[start]
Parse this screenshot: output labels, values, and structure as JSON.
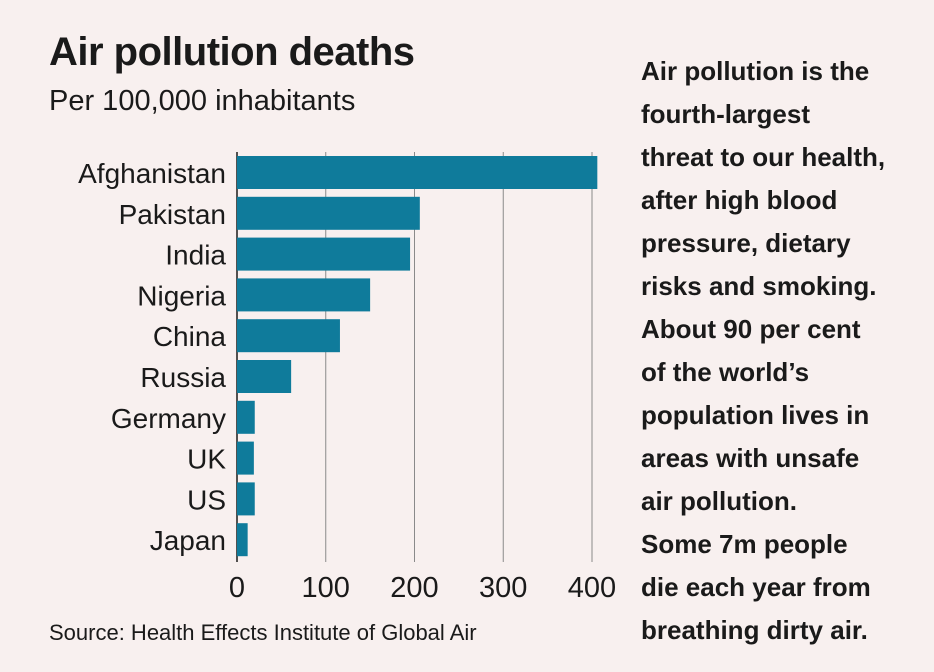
{
  "chart_data": {
    "type": "bar",
    "orientation": "horizontal",
    "title": "Air pollution deaths",
    "subtitle": "Per 100,000 inhabitants",
    "categories": [
      "Afghanistan",
      "Pakistan",
      "India",
      "Nigeria",
      "China",
      "Russia",
      "Germany",
      "UK",
      "US",
      "Japan"
    ],
    "values": [
      406,
      206,
      195,
      150,
      116,
      61,
      20,
      19,
      20,
      12
    ],
    "xlim": [
      0,
      400
    ],
    "xticks": [
      "0",
      "100",
      "200",
      "300",
      "400"
    ],
    "grid": true,
    "bar_color": "#0f7b9b",
    "source": "Source: Health Effects Institute of Global Air"
  },
  "side_note": {
    "lines": [
      "Air pollution is the",
      "fourth-largest",
      "threat to our health,",
      "after high blood",
      "pressure, dietary",
      "risks and smoking.",
      "About 90 per cent",
      "of the world’s",
      "population lives in",
      "areas with unsafe",
      "air pollution.",
      "Some 7m people",
      "die each year from",
      "breathing dirty air."
    ]
  },
  "colors": {
    "background": "#f8f0ef",
    "bar": "#0f7b9b",
    "grid": "#8a8a8a",
    "text": "#1a1a1a"
  }
}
[end]
Directions for this task: Say how many lines in the records contain the string "pollution", and say nothing else.

Exercise result: 3